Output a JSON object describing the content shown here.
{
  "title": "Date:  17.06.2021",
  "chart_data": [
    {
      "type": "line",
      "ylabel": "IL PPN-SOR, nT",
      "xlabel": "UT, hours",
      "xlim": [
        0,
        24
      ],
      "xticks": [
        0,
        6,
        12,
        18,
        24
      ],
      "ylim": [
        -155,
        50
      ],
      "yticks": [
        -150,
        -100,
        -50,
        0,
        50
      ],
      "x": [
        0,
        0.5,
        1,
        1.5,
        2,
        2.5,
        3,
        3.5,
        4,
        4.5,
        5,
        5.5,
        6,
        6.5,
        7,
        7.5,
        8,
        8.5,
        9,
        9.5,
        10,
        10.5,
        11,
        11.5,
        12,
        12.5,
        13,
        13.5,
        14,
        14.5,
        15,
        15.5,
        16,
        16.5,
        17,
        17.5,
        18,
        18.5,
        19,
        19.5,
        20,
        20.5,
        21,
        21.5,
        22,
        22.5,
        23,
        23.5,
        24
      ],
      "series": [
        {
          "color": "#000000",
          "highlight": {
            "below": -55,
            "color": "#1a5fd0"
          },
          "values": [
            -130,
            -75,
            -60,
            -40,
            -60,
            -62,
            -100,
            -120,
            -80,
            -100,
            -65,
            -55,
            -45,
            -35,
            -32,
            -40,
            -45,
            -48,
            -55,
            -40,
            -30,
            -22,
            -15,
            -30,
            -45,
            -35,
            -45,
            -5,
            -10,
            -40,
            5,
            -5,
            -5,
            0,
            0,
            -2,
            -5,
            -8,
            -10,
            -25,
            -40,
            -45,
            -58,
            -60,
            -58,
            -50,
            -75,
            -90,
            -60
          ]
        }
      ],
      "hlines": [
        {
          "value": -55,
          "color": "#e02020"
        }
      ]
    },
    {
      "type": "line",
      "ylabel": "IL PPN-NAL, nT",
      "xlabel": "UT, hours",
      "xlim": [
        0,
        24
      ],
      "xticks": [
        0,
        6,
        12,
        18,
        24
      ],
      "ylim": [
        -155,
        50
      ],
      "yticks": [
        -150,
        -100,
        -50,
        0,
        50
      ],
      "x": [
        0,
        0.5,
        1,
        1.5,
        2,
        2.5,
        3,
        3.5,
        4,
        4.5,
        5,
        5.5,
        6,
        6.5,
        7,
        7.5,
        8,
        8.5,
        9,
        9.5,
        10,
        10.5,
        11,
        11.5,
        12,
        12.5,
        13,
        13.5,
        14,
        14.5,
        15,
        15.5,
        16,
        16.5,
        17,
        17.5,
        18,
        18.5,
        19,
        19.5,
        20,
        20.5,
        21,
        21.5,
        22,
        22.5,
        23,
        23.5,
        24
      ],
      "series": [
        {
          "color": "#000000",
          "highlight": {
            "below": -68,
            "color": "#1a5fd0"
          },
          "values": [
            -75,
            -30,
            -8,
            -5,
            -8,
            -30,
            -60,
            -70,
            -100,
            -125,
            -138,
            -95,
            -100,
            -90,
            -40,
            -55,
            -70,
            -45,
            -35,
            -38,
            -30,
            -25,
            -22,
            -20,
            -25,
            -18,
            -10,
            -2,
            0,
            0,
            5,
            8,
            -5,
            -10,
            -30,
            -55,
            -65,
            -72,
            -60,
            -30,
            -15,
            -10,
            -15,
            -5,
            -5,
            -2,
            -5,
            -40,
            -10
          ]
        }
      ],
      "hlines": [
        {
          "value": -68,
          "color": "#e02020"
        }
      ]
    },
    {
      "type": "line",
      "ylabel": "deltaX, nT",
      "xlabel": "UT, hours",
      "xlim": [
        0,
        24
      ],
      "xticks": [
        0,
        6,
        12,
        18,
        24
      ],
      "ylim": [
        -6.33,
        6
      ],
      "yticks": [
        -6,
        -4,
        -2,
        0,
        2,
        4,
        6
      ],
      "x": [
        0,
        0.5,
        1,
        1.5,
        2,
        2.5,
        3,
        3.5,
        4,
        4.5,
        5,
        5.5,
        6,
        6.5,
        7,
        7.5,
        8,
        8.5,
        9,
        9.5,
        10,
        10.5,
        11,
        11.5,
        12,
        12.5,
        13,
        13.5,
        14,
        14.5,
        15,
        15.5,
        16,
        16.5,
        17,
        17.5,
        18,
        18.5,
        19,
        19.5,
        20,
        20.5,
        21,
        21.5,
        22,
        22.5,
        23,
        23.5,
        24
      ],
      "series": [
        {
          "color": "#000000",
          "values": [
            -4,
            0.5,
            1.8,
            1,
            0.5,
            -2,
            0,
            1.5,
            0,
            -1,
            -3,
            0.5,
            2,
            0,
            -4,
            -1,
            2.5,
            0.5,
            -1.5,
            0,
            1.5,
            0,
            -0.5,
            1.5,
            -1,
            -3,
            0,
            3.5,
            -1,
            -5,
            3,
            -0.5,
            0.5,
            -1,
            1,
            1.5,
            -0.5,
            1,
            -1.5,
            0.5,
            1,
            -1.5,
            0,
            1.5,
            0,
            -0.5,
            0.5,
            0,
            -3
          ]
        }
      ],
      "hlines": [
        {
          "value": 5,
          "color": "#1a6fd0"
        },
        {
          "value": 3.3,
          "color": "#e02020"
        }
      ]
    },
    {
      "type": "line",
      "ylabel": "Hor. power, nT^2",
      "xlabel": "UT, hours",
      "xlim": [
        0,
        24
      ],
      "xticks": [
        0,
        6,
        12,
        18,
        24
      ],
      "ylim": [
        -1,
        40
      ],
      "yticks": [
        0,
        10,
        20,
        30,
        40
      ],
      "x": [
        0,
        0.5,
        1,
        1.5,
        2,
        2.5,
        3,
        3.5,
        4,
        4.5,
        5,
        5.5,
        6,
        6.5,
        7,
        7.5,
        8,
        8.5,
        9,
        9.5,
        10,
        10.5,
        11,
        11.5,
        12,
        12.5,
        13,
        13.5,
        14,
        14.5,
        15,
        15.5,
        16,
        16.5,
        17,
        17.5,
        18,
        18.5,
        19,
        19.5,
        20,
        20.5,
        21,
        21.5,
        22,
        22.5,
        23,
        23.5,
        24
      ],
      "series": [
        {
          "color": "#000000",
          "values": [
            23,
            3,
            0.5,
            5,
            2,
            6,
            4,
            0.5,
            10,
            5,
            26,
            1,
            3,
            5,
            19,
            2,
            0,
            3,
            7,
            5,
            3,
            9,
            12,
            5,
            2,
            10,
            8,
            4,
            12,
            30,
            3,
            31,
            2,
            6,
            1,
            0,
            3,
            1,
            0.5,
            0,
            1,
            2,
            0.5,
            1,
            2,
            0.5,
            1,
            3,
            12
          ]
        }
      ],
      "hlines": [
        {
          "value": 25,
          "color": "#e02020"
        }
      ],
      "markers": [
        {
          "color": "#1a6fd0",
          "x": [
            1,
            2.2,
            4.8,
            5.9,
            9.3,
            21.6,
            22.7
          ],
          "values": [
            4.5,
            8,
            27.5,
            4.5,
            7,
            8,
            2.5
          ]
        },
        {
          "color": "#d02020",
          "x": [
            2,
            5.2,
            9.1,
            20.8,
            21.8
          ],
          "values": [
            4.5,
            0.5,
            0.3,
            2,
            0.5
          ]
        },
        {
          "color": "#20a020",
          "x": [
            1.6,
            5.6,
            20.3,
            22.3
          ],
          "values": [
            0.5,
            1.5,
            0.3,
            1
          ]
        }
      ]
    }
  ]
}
******************************
*Goal*: Collect every line from the records above that contains the word "ylabel".

*Written solution*:
      "ylabel": "IL PPN-SOR, nT",
      "ylabel": "IL PPN-NAL, nT",
      "ylabel": "deltaX, nT",
      "ylabel": "Hor. power, nT^2",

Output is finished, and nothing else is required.